Set problem - Extract every line of the records that contains the string "band", matching case exactly.

(Data records)
++++++

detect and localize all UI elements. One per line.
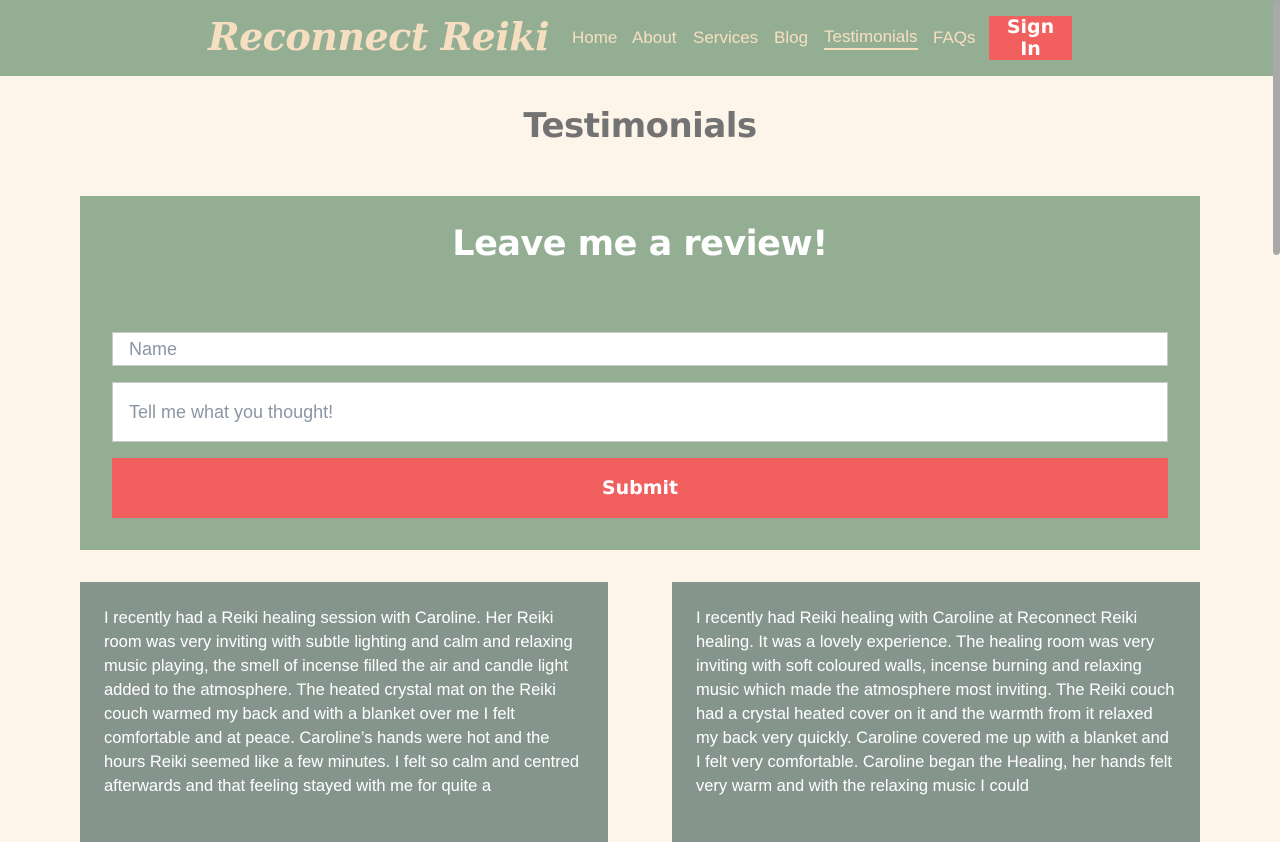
sign-in-button[interactable]: Sign In (989, 16, 1072, 60)
nav-services-link[interactable]: Services (693, 28, 758, 48)
brand-logo[interactable]: Reconnect Reiki (208, 14, 550, 59)
nav-blog-link[interactable]: Blog (774, 28, 808, 48)
navbar: Reconnect Reiki Home About Services Blog… (0, 0, 1280, 76)
nav-home-link[interactable]: Home (572, 28, 617, 48)
testimonial-card: I recently had a Reiki healing session w… (80, 582, 608, 842)
nav-faqs-link[interactable]: FAQs (933, 28, 976, 48)
submit-review-button[interactable]: Submit (112, 458, 1168, 518)
name-input[interactable] (112, 332, 1168, 366)
nav-testimonials-link[interactable]: Testimonials (824, 27, 918, 50)
nav-about-link[interactable]: About (632, 28, 676, 48)
testimonial-card: I recently had Reiki healing with Caroli… (672, 582, 1200, 842)
review-message-input[interactable] (112, 382, 1168, 442)
testimonial-text: I recently had Reiki healing with Caroli… (696, 609, 1175, 795)
testimonial-text: I recently had a Reiki healing session w… (104, 609, 580, 795)
review-heading: Leave me a review! (452, 224, 828, 264)
page-title: Testimonials (523, 106, 757, 146)
review-form-panel: Leave me a review! Submit (80, 196, 1200, 550)
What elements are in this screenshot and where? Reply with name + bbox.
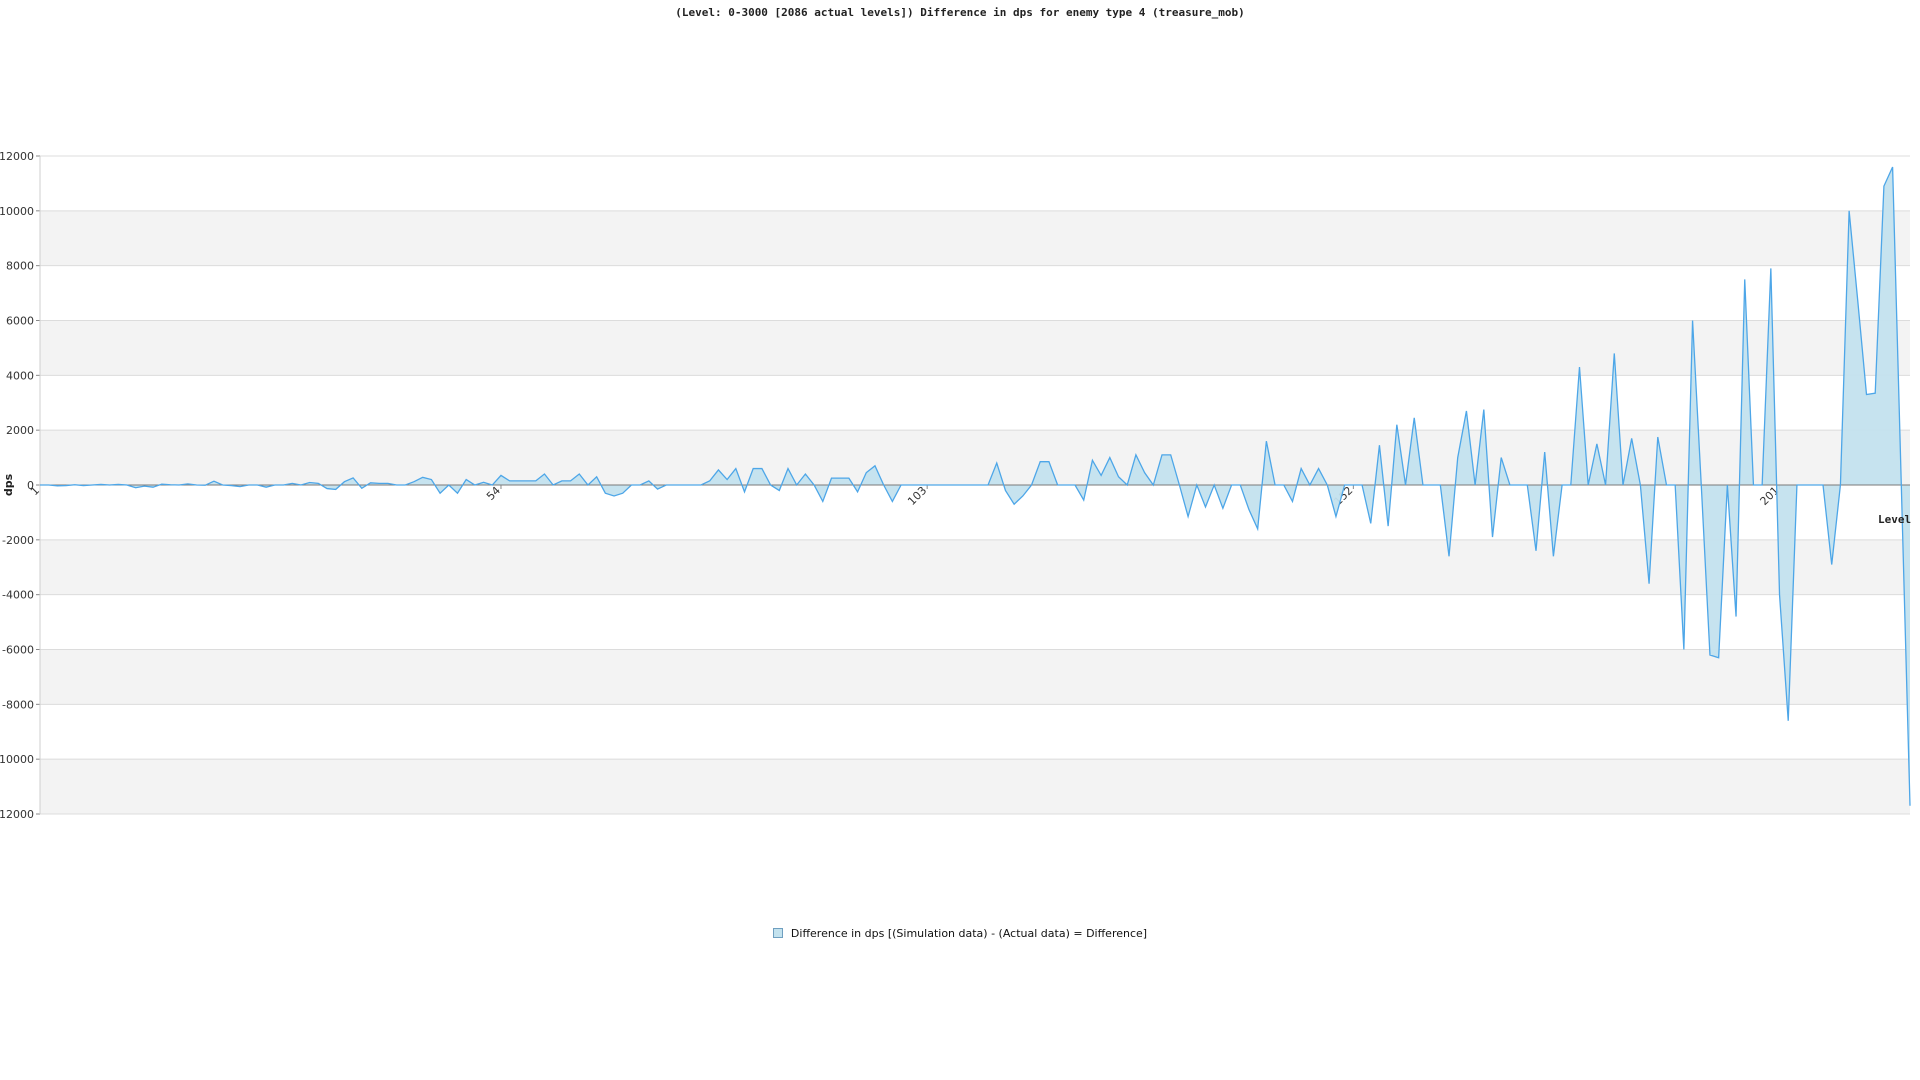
y-tick-label: -8000 <box>2 698 34 711</box>
grid-band <box>40 320 1910 376</box>
grid-band <box>40 759 1910 814</box>
x-axis-label: Level <box>1878 513 1911 526</box>
y-tick-label: -12000 <box>0 808 34 821</box>
y-axis-label: dps <box>2 473 15 496</box>
chart-plot: -12000-10000-8000-6000-4000-200002000400… <box>0 150 1911 821</box>
grid-band <box>40 265 1910 321</box>
legend-swatch <box>772 928 783 938</box>
grid-band <box>40 210 1910 266</box>
grid-band <box>40 649 1910 705</box>
y-tick-label: -10000 <box>0 753 34 766</box>
legend-label: Difference in dps [(Simulation data) - (… <box>790 927 1148 940</box>
grid-band <box>40 594 1910 650</box>
y-tick-label: 6000 <box>6 315 34 328</box>
y-tick-label: -2000 <box>2 534 34 547</box>
grid-band <box>40 375 1910 431</box>
grid-band <box>40 485 1910 540</box>
y-tick-label: -4000 <box>2 589 34 602</box>
y-tick-label: 12000 <box>0 150 34 163</box>
grid-band <box>40 156 1910 211</box>
y-tick-label: 2000 <box>6 424 34 437</box>
y-tick-label: 4000 <box>6 369 34 382</box>
legend: Difference in dps [(Simulation data) - (… <box>0 927 1920 940</box>
y-tick-label: 10000 <box>0 205 34 218</box>
grid-band <box>40 539 1910 595</box>
y-tick-label: -6000 <box>2 644 34 657</box>
y-tick-label: 8000 <box>6 260 34 273</box>
grid-band <box>40 704 1910 760</box>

++++++

Result for this task -
grid-band <box>40 320 1910 376</box>
grid-band <box>40 759 1910 814</box>
grid-band <box>40 265 1910 321</box>
grid-band <box>40 210 1910 266</box>
grid-band <box>40 649 1910 705</box>
grid-band <box>40 594 1910 650</box>
grid-band <box>40 375 1910 431</box>
grid-band <box>40 485 1910 540</box>
grid-band <box>40 156 1910 211</box>
grid-band <box>40 539 1910 595</box>
grid-band <box>40 704 1910 760</box>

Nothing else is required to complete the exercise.